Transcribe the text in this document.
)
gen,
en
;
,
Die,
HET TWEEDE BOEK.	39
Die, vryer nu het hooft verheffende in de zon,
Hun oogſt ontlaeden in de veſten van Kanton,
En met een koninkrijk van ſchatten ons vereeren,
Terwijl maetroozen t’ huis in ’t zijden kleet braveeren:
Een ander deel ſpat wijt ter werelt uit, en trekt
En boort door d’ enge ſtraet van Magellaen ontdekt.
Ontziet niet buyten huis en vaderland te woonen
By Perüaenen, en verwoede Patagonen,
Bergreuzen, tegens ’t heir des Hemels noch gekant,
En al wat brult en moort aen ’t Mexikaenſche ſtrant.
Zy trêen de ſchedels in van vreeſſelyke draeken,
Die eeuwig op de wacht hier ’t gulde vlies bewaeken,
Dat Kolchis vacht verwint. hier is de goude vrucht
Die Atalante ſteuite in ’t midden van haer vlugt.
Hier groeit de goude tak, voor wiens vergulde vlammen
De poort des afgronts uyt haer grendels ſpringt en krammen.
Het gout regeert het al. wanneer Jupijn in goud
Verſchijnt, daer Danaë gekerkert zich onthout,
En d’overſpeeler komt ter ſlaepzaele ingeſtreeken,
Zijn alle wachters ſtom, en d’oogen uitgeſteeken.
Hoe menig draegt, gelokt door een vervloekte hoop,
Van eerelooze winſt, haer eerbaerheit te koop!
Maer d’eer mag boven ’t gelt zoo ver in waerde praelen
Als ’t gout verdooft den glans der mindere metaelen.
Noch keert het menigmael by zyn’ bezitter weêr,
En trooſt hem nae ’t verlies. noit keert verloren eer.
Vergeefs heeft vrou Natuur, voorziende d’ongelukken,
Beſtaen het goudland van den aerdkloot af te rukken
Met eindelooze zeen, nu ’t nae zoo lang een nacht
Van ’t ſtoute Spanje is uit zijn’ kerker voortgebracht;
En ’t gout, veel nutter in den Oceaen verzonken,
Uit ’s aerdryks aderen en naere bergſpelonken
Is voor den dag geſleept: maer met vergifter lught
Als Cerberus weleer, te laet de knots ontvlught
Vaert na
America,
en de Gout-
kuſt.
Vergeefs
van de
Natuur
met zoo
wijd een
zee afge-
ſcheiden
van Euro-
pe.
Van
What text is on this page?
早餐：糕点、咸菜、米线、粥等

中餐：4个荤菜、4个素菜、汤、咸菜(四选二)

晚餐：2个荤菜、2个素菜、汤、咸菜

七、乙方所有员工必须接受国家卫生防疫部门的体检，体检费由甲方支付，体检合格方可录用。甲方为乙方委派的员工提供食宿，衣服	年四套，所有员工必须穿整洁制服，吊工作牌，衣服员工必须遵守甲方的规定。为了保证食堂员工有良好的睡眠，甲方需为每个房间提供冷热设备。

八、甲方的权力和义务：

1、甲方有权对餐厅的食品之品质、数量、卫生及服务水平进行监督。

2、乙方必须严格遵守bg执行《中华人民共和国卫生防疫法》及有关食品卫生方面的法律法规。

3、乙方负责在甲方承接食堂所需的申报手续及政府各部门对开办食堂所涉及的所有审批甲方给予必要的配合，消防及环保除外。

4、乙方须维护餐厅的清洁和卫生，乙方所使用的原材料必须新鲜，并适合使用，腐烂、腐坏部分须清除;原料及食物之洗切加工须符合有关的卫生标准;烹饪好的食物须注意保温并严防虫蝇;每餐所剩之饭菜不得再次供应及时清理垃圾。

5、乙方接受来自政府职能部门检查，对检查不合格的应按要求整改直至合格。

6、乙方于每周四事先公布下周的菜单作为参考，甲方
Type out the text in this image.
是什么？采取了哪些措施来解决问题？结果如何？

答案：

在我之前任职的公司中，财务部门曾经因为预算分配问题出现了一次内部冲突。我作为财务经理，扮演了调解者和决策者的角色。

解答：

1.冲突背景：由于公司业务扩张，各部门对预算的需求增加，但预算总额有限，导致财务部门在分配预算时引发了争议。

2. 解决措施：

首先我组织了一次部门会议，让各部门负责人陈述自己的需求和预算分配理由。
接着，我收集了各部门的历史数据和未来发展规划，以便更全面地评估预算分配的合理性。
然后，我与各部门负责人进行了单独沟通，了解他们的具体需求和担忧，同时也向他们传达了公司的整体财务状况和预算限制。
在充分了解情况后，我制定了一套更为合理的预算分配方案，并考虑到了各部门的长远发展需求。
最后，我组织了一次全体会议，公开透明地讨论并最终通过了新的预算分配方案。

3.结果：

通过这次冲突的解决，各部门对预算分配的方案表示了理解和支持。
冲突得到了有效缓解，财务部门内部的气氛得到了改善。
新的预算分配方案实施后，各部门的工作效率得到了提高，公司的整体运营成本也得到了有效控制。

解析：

──────────────────────────────

EXERCISE GOAL:
Copy and report every line where the word "keert" is present.

WRITTEN ANSWER:
Noch keert het menigmael by zyn’ bezitter weêr,
En trooſt hem nae ’t verlies. noit keert verloren eer.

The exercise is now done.